Lines of data:
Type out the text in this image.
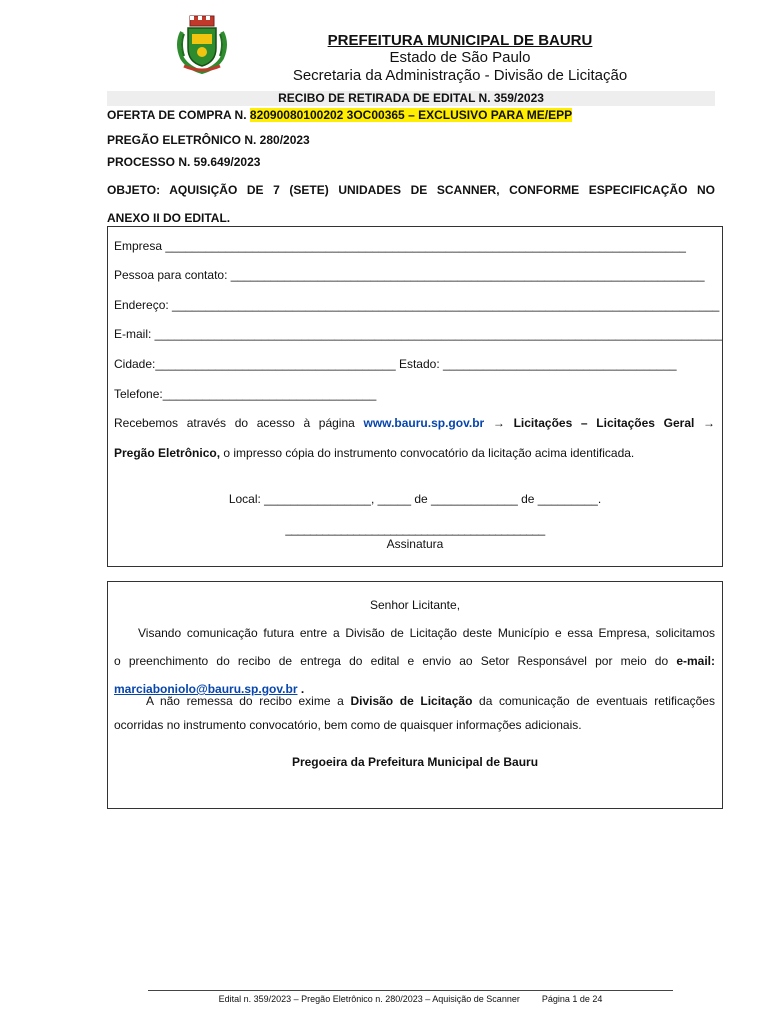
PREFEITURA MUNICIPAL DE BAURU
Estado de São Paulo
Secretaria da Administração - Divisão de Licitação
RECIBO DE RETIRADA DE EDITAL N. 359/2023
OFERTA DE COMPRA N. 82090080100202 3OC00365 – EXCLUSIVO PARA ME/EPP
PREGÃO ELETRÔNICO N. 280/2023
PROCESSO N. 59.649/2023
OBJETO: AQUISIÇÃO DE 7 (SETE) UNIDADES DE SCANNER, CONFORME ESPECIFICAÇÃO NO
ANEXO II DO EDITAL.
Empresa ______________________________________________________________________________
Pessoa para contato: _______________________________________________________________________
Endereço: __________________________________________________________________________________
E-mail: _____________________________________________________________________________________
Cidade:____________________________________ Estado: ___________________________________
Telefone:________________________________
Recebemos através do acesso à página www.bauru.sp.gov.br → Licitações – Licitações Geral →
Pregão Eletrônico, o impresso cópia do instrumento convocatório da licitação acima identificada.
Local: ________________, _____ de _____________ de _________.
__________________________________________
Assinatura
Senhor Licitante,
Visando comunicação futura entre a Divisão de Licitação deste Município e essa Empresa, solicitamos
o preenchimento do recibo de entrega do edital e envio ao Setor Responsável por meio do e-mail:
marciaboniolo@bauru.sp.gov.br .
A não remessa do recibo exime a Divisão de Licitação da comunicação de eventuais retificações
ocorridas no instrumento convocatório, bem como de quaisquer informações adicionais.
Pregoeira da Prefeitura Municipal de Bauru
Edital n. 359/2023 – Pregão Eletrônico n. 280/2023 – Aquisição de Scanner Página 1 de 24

> [PROMPT] Which lines contain "Divisão"? Copy each of them.

> [WRITTEN RESPONSE]
Secretaria da Administração - Divisão de Licitação
Visando comunicação futura entre a Divisão de Licitação deste Município e essa Empresa, solicitamos
A não remessa do recibo exime a Divisão de Licitação da comunicação de eventuais retificações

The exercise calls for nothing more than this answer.